▶ What needs to be done
Restate the entries below verbatim.
____________________
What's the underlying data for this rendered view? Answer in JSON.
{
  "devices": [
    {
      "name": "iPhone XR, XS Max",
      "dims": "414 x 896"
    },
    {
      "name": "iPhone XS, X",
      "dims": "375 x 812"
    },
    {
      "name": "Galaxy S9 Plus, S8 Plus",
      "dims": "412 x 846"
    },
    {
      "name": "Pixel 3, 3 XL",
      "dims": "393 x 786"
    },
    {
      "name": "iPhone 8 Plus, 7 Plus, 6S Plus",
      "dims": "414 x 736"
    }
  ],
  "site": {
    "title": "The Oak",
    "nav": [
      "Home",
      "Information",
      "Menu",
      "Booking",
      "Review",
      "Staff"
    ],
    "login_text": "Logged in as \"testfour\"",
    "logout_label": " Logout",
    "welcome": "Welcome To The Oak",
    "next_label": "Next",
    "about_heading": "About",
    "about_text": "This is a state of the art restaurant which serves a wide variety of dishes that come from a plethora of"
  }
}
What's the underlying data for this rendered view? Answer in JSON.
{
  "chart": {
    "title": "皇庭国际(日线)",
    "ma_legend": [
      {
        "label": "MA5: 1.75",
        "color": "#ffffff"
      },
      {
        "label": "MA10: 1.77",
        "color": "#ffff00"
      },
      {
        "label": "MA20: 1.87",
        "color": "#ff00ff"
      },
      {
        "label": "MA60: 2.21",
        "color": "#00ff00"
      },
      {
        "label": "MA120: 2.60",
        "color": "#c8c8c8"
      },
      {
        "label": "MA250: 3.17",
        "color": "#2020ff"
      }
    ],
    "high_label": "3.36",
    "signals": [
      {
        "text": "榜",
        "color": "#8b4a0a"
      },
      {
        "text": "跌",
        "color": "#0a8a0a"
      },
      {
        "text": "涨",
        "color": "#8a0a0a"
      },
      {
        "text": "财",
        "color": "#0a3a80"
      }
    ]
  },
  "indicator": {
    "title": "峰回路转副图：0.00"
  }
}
____________________
▶ Solution to this exercise
What's the underlying data for this rendered view? Answer in JSON.
{
  "devices": [
    {
      "name": "iPhone XR, XS Max",
      "dims": "414 x 896"
    },
    {
      "name": "iPhone XS, X",
      "dims": "375 x 812"
    },
    {
      "name": "Galaxy S9 Plus, S8 Plus",
      "dims": "412 x 846"
    },
    {
      "name": "Pixel 3, 3 XL",
      "dims": "393 x 786"
    },
    {
      "name": "iPhone 8 Plus, 7 Plus, 6S Plus",
      "dims": "414 x 736"
    }
  ],
  "site": {
    "title": "The Oak",
    "nav": [
      "Home",
      "Information",
      "Menu",
      "Booking",
      "Review",
      "Staff"
    ],
    "login_text": "Logged in as \"testfour\"",
    "logout_label": " Logout",
    "welcome": "Welcome To The Oak",
    "next_label": "Next",
    "about_heading": "About",
    "about_text": "This is a state of the art restaurant which serves a wide variety of dishes that come from a plethora of"
  }
}
What's the underlying data for this rendered view? Answer in JSON.
{
  "chart": {
    "title": "皇庭国际(日线)",
    "ma_legend": [
      {
        "label": "MA5: 1.75",
        "color": "#ffffff"
      },
      {
        "label": "MA10: 1.77",
        "color": "#ffff00"
      },
      {
        "label": "MA20: 1.87",
        "color": "#ff00ff"
      },
      {
        "label": "MA60: 2.21",
        "color": "#00ff00"
      },
      {
        "label": "MA120: 2.60",
        "color": "#c8c8c8"
      },
      {
        "label": "MA250: 3.17",
        "color": "#2020ff"
      }
    ],
    "high_label": "3.36",
    "signals": [
      {
        "text": "榜",
        "color": "#8b4a0a"
      },
      {
        "text": "跌",
        "color": "#0a8a0a"
      },
      {
        "text": "涨",
        "color": "#8a0a0a"
      },
      {
        "text": "财",
        "color": "#0a3a80"
      }
    ]
  },
  "indicator": {
    "title": "峰回路转副图：0.00"
  }
}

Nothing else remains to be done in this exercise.